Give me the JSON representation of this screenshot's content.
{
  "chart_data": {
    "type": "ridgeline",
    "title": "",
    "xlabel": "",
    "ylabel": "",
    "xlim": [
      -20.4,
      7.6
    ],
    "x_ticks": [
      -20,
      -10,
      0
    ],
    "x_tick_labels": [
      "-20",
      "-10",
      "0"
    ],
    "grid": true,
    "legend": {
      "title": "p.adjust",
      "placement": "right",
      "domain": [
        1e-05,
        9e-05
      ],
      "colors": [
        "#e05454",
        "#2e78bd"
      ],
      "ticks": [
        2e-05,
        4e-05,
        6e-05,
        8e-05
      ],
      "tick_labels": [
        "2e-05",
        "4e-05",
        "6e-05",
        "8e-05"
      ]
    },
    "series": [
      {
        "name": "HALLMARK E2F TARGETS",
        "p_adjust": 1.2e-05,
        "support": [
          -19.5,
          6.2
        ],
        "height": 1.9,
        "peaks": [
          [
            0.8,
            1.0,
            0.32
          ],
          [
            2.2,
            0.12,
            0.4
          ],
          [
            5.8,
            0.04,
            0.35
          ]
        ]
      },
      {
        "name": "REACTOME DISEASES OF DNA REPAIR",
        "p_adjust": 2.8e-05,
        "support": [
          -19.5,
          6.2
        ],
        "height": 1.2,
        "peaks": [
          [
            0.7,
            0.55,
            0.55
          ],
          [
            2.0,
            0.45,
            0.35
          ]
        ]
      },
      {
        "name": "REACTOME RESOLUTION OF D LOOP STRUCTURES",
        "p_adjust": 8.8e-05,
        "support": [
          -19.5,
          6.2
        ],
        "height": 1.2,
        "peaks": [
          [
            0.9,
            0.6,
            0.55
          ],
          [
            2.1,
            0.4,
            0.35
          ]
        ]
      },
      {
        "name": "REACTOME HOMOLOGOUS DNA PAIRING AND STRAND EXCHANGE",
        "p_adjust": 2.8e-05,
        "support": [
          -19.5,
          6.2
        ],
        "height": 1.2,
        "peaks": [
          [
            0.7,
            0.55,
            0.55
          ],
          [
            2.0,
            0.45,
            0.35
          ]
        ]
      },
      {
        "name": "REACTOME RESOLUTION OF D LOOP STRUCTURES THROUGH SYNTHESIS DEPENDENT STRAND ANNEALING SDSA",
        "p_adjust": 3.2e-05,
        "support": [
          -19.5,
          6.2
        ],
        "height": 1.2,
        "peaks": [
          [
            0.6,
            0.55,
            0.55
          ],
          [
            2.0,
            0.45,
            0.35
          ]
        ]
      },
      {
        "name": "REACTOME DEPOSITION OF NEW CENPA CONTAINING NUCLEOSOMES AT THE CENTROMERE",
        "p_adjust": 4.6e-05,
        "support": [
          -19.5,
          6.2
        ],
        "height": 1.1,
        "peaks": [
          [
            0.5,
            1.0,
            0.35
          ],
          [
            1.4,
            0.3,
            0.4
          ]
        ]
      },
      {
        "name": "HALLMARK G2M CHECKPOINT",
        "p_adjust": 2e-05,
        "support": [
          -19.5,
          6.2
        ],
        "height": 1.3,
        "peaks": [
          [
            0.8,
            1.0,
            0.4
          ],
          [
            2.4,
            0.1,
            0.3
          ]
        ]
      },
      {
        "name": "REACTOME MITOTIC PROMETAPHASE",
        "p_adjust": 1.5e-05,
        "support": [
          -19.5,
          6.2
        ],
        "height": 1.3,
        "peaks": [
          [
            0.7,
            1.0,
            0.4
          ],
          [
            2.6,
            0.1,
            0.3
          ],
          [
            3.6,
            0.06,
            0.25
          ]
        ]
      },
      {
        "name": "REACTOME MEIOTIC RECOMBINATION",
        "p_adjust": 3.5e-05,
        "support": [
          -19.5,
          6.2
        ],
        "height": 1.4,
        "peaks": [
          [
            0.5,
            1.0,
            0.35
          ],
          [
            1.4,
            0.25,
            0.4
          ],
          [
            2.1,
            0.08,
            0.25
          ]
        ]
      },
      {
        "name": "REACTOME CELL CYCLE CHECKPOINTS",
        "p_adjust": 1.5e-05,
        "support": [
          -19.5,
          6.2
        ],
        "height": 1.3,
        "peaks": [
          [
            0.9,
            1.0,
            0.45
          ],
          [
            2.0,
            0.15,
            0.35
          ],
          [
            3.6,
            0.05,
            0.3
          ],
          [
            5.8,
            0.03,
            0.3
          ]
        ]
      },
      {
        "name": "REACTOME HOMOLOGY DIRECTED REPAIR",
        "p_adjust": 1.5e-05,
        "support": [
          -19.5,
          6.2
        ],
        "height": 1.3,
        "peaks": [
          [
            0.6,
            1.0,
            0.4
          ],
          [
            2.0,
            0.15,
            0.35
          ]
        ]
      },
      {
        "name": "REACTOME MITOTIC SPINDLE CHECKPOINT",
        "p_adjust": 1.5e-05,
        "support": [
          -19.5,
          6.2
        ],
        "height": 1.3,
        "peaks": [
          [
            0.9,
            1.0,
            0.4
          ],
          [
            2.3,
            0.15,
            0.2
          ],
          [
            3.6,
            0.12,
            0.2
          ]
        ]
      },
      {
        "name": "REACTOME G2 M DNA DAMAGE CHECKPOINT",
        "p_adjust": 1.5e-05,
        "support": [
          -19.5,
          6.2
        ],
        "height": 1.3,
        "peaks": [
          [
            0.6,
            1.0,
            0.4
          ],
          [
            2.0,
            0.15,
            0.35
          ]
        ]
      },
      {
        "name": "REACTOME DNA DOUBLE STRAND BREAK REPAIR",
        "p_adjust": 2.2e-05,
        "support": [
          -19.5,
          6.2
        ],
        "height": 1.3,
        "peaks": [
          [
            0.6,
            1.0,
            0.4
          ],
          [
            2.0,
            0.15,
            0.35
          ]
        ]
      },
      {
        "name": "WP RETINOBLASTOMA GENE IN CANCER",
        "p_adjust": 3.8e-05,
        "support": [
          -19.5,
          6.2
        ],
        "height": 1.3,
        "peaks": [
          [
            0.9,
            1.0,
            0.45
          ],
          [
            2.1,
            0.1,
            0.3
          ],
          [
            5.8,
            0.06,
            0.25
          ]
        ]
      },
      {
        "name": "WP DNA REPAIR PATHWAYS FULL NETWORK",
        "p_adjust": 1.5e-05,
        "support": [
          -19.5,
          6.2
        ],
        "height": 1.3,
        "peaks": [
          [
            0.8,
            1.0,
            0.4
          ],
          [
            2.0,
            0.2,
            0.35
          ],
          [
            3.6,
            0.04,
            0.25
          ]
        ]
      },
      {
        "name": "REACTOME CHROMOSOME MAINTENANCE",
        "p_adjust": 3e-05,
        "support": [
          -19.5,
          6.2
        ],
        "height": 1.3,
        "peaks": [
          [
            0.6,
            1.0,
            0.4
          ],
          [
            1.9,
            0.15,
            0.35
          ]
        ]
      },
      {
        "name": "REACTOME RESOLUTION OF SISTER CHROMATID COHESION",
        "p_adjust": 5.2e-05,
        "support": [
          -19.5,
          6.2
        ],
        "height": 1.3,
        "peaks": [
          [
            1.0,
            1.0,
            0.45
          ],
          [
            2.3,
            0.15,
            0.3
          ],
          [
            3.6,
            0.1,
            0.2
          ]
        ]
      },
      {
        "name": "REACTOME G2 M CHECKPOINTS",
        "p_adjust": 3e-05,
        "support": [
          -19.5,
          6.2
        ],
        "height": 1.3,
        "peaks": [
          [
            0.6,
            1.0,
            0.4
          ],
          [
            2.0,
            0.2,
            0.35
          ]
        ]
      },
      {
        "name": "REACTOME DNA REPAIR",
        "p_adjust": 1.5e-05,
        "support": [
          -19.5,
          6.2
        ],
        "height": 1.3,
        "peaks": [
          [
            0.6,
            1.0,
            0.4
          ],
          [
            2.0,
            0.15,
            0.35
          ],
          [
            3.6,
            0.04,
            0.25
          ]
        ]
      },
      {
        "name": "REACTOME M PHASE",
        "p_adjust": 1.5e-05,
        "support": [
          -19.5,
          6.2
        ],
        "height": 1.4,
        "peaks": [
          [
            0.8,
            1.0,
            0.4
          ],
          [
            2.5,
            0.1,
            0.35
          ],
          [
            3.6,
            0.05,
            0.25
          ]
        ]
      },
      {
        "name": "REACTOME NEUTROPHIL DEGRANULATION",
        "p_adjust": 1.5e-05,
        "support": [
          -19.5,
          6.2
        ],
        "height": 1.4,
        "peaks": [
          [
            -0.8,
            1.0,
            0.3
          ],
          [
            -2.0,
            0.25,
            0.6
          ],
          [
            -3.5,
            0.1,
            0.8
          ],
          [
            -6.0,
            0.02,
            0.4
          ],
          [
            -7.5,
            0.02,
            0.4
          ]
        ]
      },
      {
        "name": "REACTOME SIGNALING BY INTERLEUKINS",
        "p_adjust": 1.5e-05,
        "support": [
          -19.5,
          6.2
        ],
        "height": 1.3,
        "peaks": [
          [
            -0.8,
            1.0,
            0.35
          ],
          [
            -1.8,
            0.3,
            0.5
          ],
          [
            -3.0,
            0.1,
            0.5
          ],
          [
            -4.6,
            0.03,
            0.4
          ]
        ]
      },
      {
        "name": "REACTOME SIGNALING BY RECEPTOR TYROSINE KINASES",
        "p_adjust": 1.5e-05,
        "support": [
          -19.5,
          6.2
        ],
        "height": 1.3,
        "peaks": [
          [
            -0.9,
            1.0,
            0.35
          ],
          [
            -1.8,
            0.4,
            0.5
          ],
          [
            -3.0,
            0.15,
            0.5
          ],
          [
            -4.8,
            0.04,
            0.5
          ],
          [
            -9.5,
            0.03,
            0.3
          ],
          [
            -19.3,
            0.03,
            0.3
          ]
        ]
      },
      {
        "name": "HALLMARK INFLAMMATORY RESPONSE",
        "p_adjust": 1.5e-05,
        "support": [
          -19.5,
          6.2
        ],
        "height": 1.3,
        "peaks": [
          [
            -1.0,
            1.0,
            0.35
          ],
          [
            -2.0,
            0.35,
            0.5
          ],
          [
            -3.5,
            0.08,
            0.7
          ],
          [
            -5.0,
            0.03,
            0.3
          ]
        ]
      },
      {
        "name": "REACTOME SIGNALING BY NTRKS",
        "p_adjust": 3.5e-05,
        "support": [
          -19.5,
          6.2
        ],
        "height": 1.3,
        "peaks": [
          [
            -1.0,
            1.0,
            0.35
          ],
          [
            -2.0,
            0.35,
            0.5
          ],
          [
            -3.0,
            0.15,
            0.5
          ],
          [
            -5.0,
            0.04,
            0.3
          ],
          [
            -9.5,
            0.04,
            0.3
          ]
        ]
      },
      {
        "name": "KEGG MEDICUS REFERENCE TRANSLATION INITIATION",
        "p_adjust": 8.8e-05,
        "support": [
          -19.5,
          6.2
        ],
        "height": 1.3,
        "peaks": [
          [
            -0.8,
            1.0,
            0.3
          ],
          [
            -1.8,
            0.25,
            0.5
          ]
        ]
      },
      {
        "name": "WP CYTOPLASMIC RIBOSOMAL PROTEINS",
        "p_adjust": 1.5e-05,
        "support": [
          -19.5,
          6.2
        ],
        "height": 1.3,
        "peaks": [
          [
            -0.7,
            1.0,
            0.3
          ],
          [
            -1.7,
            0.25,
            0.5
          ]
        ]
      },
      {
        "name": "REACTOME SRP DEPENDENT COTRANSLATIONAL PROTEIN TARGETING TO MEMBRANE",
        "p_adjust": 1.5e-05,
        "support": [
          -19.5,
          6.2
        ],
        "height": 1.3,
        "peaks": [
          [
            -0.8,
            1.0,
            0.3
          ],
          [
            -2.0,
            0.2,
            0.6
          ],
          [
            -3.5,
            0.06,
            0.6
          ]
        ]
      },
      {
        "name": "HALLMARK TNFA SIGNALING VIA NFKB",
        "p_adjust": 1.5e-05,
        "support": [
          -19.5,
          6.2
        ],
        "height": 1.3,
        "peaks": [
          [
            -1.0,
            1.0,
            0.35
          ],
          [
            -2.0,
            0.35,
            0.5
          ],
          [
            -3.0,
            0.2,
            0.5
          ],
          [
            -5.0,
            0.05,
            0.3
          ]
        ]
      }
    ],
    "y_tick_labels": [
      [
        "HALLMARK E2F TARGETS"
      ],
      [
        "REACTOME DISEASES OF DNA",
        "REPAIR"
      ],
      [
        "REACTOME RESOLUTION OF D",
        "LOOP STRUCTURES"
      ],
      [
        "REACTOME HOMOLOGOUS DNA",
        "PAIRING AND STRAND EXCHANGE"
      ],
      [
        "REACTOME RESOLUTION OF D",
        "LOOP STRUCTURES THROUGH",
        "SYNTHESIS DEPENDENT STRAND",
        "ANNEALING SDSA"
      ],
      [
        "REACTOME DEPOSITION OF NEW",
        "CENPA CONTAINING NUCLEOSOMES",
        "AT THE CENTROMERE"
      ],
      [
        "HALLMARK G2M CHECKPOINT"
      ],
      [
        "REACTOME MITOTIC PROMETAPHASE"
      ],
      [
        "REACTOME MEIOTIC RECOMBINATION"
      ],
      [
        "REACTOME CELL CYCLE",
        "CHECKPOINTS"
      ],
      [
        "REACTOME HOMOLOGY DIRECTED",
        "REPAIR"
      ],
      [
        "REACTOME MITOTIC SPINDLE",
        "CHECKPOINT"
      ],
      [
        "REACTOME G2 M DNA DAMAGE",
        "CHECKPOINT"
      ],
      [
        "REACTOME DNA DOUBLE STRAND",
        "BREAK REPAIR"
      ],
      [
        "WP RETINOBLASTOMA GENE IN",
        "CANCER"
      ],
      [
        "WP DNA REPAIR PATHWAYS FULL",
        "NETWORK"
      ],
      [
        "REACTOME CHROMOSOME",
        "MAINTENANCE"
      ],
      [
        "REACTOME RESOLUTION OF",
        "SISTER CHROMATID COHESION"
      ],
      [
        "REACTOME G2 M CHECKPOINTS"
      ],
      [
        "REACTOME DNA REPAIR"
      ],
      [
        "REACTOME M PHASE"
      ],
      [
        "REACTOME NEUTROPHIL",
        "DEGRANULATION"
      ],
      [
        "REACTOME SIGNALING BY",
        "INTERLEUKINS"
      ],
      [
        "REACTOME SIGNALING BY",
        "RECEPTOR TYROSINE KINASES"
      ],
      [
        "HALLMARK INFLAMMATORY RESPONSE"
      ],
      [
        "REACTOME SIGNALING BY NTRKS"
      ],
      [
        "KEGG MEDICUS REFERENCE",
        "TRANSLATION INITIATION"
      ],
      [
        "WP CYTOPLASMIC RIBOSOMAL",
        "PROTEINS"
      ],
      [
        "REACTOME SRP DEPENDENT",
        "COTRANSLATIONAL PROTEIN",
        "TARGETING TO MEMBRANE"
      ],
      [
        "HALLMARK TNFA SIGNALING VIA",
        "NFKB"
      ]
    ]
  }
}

####################

Problem statement – Could you show every line of the listing that holds the string "DISEASES"?

Final answer –
        "name": "REACTOME DISEASES OF DNA REPAIR",
        "REACTOME DISEASES OF DNA",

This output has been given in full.